» **DATA FOR THE TASK**:
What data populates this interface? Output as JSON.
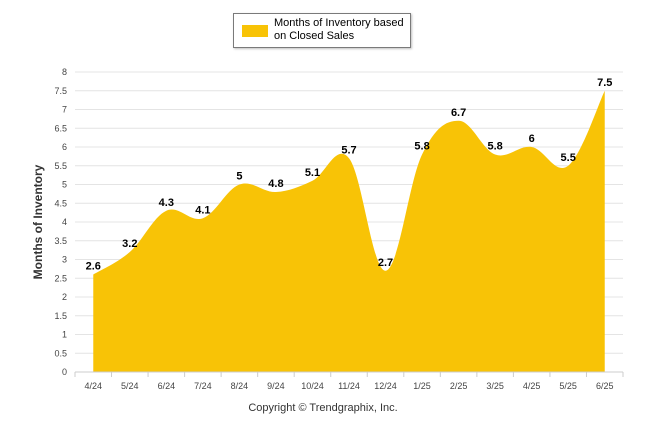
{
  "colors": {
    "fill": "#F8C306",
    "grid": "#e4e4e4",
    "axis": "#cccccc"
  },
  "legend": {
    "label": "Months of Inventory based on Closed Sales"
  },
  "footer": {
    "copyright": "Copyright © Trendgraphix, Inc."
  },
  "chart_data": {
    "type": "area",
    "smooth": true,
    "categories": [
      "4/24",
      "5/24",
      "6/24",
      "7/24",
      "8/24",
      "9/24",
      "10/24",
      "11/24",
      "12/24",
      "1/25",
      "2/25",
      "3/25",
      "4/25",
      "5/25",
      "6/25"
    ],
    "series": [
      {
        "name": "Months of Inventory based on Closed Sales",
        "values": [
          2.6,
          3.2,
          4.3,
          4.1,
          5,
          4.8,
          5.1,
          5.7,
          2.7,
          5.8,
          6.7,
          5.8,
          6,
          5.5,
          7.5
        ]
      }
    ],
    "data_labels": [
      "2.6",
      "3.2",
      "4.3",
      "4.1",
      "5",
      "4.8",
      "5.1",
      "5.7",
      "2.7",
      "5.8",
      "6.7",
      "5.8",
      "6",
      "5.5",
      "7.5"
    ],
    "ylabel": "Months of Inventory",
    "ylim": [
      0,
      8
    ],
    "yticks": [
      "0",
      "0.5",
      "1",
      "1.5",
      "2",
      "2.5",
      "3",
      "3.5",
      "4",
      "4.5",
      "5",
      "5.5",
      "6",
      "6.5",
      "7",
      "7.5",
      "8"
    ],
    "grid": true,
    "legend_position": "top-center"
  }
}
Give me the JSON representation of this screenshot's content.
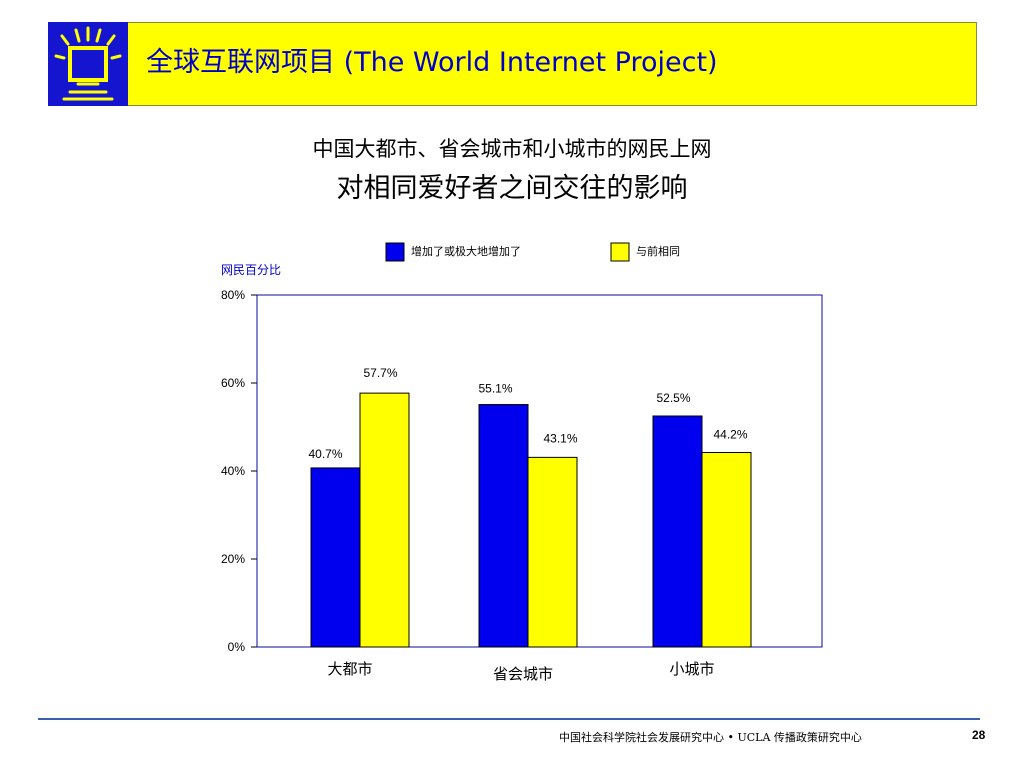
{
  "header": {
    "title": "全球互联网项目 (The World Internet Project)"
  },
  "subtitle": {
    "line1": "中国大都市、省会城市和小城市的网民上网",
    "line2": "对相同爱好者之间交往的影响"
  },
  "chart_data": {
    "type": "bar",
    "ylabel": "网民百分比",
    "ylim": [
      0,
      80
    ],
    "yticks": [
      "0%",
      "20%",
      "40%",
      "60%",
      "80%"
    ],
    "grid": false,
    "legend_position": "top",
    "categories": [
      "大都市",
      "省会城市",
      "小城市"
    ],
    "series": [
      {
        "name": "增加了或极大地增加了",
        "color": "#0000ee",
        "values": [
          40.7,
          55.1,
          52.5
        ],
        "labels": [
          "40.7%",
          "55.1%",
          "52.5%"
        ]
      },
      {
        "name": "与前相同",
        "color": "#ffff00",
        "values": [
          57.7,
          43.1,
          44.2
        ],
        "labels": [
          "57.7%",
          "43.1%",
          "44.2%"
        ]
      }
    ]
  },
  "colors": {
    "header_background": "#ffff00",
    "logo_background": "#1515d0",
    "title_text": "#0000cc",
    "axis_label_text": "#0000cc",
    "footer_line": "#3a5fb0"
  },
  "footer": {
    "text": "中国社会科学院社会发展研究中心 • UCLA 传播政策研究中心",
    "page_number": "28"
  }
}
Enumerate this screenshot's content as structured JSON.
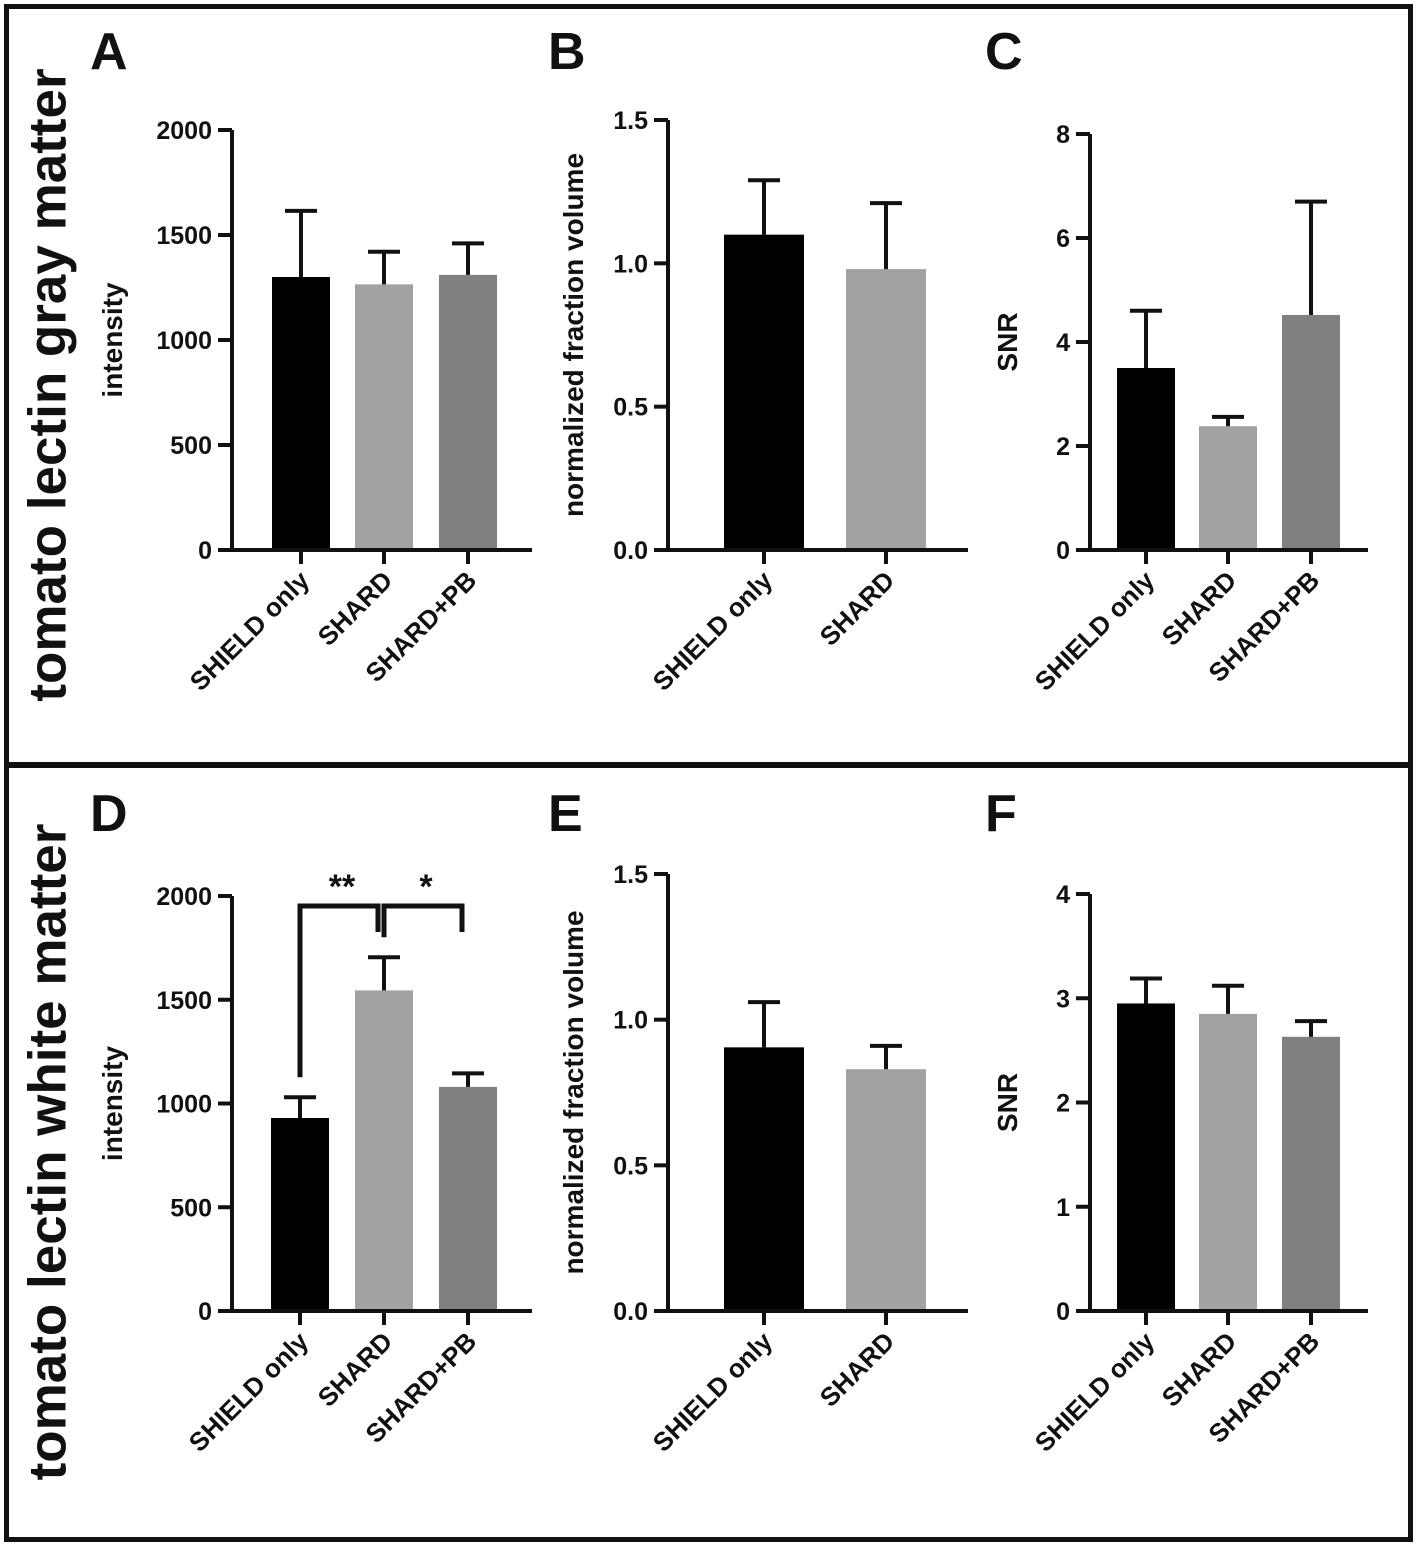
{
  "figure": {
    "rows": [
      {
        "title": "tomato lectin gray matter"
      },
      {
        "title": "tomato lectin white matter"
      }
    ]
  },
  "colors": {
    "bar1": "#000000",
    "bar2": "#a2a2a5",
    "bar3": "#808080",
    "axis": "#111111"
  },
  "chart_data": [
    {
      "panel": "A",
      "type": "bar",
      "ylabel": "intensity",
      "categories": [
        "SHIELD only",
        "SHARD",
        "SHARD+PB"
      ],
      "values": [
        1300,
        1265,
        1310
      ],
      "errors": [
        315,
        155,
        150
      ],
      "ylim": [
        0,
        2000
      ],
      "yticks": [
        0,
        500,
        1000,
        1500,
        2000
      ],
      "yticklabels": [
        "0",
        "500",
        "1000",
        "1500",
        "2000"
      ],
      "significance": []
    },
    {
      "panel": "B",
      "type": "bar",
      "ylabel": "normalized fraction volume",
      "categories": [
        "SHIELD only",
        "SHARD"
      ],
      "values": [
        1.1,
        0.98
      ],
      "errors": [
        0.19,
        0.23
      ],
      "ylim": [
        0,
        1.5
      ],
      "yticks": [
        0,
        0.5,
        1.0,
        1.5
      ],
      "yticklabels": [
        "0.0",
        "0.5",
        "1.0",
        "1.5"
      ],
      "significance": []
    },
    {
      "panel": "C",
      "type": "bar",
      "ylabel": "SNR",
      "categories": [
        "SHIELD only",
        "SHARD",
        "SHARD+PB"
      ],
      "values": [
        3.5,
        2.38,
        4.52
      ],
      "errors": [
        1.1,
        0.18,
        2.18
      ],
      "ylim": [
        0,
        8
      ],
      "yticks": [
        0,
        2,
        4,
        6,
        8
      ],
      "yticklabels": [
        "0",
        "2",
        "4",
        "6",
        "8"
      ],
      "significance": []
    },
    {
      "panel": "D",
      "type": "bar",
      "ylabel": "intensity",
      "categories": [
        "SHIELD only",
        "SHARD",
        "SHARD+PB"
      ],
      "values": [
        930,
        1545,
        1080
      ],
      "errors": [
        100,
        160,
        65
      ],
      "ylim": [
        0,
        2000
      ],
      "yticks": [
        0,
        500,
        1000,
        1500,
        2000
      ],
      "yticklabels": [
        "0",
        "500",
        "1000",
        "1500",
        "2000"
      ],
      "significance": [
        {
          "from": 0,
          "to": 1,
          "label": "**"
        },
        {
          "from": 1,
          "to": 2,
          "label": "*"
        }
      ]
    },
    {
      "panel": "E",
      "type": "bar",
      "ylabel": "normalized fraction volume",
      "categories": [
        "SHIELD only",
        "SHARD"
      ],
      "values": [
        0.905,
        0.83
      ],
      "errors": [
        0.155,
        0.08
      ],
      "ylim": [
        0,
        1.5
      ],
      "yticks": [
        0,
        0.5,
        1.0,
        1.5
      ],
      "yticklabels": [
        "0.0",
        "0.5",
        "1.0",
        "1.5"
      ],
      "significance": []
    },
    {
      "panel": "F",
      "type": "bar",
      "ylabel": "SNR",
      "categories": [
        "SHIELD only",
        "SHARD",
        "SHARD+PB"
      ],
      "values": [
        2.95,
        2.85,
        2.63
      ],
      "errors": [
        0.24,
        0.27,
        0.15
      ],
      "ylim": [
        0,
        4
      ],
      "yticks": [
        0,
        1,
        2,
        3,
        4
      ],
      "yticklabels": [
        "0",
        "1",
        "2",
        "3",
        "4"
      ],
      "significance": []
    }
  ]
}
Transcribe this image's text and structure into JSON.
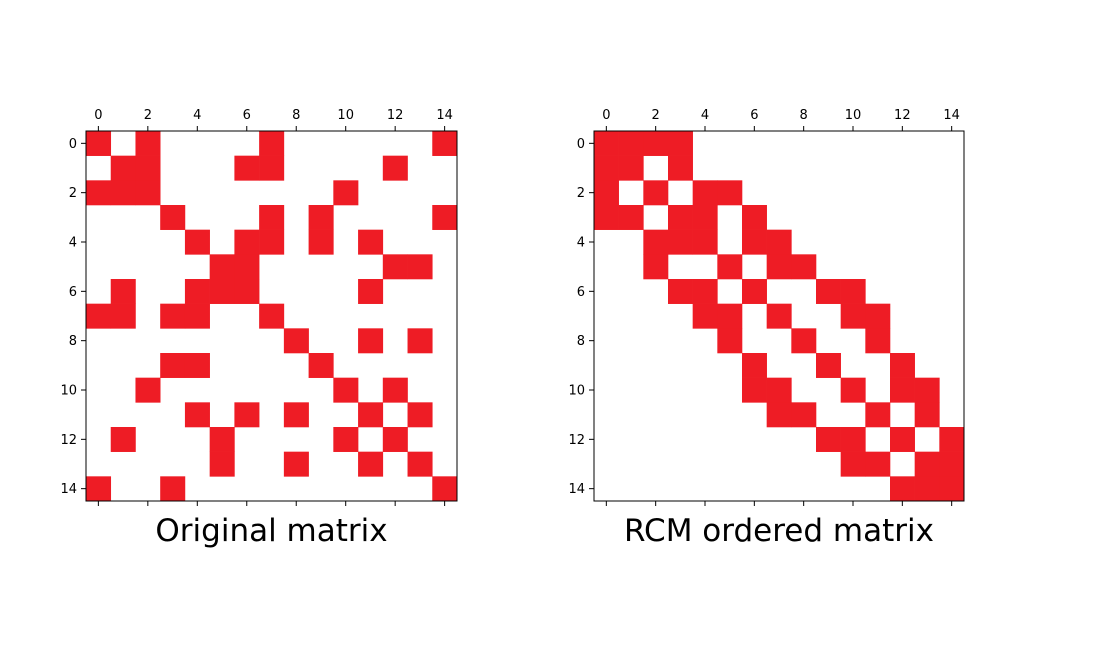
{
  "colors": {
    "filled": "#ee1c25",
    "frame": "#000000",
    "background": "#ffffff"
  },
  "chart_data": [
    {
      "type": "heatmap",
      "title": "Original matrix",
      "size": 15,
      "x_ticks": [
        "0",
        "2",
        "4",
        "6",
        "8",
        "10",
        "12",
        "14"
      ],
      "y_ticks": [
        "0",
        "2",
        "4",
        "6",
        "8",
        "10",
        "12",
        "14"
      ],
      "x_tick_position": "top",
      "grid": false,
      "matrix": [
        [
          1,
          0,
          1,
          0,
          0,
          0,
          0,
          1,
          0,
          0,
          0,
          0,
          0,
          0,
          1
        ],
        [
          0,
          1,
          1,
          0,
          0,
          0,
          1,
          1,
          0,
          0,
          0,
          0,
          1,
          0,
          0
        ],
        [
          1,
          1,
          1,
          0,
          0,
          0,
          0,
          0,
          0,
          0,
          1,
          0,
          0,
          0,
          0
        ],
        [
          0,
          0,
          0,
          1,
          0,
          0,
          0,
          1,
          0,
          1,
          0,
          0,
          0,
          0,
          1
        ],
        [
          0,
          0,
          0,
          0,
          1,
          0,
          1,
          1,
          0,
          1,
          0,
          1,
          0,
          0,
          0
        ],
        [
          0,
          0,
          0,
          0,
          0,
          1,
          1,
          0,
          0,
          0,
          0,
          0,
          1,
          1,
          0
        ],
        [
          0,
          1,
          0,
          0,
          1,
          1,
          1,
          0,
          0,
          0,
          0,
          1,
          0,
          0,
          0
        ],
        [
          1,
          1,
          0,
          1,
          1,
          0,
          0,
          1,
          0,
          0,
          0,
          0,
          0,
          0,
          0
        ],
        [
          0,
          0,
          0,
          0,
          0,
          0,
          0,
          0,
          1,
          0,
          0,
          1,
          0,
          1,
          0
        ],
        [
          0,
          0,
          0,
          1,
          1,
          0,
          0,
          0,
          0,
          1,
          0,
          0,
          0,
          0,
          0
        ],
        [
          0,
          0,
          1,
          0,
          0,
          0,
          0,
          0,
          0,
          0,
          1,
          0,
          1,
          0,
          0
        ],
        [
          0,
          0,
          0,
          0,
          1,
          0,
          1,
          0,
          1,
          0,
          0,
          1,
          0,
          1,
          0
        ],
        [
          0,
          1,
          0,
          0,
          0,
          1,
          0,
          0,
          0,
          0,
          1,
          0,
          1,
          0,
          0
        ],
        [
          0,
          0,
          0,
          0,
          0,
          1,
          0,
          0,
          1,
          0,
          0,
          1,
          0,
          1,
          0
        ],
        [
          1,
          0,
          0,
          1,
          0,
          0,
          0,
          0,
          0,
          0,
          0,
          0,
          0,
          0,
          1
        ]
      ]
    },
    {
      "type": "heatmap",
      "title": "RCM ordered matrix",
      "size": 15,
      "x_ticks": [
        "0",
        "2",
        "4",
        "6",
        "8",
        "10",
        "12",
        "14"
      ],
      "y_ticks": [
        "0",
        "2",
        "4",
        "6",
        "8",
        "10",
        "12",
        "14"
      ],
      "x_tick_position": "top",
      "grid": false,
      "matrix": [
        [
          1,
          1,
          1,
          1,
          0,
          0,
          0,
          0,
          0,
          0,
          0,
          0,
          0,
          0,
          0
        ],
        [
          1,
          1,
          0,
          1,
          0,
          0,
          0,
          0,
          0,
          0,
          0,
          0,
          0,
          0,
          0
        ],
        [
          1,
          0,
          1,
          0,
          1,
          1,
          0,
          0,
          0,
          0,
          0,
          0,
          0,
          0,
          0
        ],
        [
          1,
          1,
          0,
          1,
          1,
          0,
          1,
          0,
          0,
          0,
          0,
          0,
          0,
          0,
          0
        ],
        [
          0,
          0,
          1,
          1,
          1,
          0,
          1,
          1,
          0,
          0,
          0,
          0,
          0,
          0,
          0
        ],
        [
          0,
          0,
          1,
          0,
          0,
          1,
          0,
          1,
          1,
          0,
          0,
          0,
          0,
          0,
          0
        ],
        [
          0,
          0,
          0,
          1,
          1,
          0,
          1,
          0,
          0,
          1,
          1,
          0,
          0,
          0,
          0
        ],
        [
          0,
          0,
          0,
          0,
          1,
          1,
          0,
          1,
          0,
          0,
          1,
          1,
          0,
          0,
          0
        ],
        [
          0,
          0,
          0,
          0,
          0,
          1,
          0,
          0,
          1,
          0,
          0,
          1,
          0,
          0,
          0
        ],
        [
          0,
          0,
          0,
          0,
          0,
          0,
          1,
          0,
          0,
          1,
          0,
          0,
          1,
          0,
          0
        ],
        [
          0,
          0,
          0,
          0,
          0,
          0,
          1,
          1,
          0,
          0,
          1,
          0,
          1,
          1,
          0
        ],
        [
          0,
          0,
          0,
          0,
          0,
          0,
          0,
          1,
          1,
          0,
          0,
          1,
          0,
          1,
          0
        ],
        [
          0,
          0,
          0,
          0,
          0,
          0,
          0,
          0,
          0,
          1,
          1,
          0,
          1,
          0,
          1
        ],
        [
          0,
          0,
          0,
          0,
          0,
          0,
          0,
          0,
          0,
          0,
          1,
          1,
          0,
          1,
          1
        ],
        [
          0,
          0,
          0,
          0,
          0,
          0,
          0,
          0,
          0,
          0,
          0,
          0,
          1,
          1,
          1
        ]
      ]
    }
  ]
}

» **THE EXERCISE**:
State only the count of lines above that hold the string "name".

» **COMPLETE ANSWER**:
3